■ Work required ■
Below are records; count the lines in them that hold "Paste" and give only the count.
** Start Record list **
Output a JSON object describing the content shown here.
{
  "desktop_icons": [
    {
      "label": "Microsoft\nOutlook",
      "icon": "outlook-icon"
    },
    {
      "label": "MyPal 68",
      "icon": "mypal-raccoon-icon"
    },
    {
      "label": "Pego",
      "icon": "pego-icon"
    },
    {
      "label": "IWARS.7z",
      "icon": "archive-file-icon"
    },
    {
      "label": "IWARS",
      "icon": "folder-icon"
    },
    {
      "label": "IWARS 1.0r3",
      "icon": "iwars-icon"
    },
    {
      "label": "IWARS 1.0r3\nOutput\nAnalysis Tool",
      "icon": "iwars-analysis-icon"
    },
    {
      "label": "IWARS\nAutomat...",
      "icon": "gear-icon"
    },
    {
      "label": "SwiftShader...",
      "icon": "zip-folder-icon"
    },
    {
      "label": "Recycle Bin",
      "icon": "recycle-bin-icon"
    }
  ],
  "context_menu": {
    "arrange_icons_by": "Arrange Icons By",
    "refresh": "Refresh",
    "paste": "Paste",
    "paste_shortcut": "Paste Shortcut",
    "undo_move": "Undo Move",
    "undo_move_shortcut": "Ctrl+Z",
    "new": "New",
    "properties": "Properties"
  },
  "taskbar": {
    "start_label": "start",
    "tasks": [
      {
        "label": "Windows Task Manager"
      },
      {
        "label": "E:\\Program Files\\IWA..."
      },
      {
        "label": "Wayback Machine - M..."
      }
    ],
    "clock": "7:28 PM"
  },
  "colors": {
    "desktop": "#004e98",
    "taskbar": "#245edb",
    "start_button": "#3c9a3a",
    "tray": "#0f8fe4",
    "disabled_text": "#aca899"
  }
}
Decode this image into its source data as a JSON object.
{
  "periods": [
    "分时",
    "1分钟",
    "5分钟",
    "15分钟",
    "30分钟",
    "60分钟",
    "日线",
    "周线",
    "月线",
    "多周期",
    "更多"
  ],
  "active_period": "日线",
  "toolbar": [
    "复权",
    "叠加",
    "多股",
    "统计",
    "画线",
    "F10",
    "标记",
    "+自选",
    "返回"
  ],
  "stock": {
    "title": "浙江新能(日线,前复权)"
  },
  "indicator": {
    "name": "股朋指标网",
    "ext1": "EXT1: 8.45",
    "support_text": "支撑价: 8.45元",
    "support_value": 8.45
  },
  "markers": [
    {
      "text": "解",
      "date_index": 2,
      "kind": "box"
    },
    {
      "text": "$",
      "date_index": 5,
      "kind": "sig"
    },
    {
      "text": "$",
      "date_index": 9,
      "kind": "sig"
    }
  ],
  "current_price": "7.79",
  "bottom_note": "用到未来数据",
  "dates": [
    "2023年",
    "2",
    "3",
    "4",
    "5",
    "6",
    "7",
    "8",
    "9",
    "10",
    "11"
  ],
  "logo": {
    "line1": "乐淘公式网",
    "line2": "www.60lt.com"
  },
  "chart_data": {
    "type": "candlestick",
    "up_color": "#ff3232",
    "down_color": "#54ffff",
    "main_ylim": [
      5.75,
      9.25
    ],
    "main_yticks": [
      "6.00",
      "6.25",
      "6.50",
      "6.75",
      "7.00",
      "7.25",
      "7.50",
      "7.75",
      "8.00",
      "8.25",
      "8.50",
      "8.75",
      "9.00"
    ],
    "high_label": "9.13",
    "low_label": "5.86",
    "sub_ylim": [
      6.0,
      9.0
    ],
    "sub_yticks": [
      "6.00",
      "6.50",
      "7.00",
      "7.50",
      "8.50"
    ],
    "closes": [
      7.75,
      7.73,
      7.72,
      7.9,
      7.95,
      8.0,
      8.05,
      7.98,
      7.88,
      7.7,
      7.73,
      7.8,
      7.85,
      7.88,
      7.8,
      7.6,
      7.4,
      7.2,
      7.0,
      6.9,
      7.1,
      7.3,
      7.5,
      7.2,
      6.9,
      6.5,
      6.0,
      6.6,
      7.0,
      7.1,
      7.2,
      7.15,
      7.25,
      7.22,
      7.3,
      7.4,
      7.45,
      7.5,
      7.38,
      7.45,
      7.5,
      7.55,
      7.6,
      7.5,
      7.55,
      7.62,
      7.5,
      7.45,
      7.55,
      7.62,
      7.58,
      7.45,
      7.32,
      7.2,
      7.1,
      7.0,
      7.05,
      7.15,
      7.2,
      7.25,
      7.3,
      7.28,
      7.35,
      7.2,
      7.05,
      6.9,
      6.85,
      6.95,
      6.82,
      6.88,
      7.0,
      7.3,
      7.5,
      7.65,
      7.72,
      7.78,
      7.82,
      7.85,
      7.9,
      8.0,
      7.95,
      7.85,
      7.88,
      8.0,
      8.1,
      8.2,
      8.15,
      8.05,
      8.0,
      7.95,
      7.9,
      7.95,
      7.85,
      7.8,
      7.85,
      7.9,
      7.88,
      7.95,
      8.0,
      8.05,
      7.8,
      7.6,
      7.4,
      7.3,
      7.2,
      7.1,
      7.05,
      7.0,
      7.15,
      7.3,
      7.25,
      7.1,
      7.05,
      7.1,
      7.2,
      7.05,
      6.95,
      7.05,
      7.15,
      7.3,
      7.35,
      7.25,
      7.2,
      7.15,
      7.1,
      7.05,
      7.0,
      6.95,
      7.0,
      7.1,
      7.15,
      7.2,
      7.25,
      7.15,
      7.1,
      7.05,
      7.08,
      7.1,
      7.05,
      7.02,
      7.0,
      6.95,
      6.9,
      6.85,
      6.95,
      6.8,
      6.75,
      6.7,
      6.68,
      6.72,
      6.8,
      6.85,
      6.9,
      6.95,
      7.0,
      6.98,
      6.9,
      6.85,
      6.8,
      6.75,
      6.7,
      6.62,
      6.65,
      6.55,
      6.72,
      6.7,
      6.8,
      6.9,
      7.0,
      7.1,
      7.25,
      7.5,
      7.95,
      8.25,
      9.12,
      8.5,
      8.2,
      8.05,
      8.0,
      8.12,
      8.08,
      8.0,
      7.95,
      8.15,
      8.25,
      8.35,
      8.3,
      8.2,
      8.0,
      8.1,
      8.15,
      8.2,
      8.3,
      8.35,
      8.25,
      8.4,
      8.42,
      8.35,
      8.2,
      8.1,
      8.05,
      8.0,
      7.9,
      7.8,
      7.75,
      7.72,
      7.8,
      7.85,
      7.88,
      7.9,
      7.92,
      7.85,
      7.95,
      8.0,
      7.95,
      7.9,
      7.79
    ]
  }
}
** End Record list **
■ The answer ■
2